◆ Do this ◆
Please count the lines below that contain the word "true", and reply with that number alone.

....

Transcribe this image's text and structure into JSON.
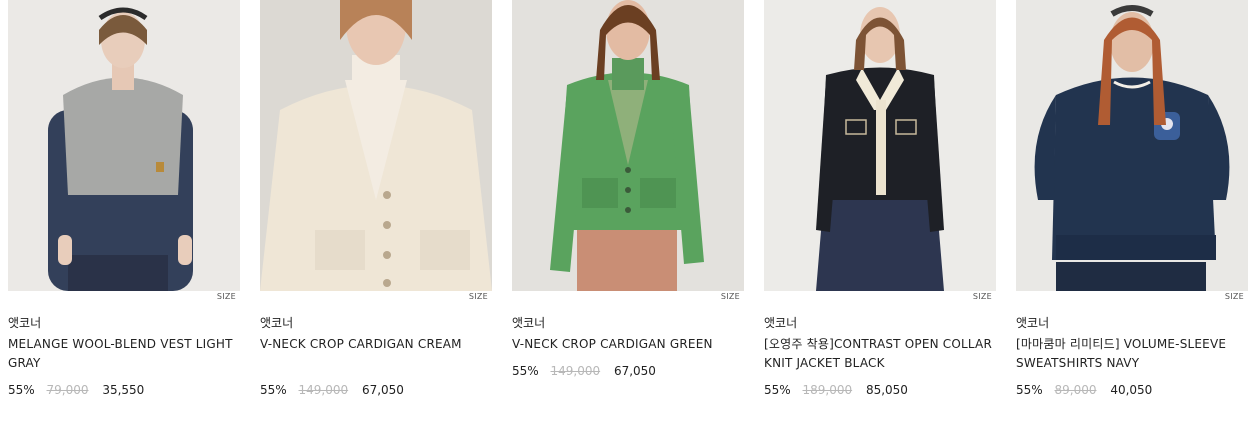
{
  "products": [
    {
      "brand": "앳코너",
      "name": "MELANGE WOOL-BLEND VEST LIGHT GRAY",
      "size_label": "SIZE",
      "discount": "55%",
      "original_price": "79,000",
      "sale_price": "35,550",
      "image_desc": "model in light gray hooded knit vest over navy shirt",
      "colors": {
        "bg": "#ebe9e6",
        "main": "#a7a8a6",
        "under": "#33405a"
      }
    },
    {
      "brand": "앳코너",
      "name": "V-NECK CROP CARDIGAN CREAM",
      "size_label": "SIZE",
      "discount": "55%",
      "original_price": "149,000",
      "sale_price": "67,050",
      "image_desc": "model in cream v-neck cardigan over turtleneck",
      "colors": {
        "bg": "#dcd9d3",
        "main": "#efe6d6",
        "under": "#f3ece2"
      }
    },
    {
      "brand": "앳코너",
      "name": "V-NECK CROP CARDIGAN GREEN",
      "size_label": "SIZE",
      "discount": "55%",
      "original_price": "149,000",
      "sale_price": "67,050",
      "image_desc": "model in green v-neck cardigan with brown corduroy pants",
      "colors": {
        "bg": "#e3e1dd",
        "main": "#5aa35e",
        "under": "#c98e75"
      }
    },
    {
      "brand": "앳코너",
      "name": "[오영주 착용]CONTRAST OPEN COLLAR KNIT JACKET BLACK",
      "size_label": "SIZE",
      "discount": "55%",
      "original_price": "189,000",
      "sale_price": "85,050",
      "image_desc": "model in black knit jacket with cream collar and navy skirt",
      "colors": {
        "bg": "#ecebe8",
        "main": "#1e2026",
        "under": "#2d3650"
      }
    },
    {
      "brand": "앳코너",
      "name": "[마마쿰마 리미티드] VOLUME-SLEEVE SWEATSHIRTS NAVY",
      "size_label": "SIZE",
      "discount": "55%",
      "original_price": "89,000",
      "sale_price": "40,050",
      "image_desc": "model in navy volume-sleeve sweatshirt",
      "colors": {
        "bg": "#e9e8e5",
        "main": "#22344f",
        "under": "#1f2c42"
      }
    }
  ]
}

....

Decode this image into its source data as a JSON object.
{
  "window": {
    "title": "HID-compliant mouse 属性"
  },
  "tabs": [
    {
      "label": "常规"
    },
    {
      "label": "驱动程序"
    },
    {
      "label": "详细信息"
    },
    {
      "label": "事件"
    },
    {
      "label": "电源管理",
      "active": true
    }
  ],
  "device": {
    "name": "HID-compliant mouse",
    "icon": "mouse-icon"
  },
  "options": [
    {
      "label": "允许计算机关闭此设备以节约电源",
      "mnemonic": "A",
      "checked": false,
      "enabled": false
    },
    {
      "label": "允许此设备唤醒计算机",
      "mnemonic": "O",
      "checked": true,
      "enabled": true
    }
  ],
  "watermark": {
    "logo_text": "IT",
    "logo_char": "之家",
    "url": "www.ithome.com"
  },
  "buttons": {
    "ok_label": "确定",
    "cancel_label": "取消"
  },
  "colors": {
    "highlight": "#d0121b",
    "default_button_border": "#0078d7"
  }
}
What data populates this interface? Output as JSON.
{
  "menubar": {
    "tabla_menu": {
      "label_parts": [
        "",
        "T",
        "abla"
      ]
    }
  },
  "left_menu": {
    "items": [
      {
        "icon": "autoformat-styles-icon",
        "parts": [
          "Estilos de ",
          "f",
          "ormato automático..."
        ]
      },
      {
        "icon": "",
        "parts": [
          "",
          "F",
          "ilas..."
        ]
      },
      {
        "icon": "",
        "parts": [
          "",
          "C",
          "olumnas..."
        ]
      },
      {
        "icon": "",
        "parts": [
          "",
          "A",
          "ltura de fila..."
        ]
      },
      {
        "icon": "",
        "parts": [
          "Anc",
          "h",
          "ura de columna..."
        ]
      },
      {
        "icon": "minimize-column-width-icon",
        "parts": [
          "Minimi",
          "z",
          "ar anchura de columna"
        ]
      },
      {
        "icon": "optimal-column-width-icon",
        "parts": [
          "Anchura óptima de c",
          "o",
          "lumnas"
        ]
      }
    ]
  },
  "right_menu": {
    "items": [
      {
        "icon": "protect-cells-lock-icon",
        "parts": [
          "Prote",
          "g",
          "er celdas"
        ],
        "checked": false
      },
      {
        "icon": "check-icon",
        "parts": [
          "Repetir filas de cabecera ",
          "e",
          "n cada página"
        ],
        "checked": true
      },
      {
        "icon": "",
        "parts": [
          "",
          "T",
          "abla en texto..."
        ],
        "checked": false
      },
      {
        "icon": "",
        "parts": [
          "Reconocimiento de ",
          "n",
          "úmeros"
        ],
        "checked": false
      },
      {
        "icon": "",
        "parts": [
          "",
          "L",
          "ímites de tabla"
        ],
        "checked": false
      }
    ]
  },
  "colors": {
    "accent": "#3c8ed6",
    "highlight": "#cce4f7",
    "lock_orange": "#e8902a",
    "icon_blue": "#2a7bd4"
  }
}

....

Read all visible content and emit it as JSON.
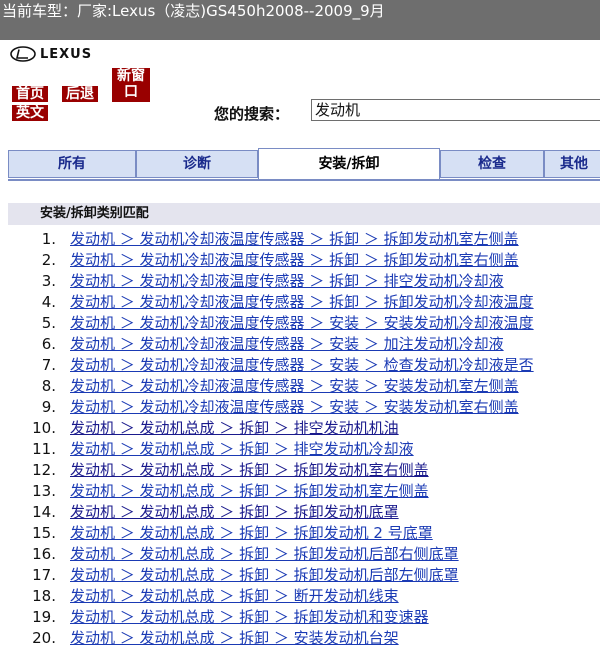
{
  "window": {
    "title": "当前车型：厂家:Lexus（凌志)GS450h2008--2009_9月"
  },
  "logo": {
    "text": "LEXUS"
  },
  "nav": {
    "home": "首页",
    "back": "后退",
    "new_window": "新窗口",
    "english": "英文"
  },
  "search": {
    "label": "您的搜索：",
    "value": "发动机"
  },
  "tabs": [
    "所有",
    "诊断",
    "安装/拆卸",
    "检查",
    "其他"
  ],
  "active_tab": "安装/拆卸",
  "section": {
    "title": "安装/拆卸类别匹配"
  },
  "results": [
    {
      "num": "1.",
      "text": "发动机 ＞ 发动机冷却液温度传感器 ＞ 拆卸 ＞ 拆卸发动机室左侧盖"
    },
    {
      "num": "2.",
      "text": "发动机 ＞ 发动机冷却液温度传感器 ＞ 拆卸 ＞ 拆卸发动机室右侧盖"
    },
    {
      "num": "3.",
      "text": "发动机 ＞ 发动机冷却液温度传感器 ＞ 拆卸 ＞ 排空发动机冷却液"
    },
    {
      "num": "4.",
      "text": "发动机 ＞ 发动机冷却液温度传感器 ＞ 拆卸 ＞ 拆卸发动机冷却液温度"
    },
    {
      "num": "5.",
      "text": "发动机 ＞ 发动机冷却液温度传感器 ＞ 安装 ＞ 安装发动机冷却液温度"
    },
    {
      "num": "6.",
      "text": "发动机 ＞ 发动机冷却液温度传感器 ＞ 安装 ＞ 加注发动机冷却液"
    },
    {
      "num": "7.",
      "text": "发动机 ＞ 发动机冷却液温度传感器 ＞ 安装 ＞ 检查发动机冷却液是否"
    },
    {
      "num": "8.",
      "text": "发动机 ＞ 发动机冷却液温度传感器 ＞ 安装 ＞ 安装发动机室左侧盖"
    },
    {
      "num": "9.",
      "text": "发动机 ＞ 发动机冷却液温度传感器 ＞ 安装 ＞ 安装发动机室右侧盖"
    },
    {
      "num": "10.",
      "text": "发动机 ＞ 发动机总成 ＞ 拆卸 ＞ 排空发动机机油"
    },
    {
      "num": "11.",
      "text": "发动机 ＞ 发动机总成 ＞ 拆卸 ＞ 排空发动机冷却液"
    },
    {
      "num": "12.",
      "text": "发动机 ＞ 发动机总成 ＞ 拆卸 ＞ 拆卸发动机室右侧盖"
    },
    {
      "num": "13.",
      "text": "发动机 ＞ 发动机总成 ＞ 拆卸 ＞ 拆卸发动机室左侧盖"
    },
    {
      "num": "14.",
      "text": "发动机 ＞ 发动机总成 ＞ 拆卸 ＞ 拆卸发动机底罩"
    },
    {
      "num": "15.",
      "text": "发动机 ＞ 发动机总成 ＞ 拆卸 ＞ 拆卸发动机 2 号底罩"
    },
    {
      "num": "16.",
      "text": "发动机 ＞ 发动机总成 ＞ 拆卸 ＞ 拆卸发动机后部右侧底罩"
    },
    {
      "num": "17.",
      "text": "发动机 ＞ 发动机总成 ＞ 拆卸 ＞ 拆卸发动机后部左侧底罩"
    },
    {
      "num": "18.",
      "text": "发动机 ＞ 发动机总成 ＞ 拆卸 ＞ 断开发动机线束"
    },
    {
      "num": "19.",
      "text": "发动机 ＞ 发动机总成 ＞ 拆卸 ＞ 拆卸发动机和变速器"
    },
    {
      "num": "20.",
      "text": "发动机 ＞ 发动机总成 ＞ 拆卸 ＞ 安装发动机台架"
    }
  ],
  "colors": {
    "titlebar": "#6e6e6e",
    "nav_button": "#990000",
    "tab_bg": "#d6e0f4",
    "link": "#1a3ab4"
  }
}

....

◆ Exercise response ◆
4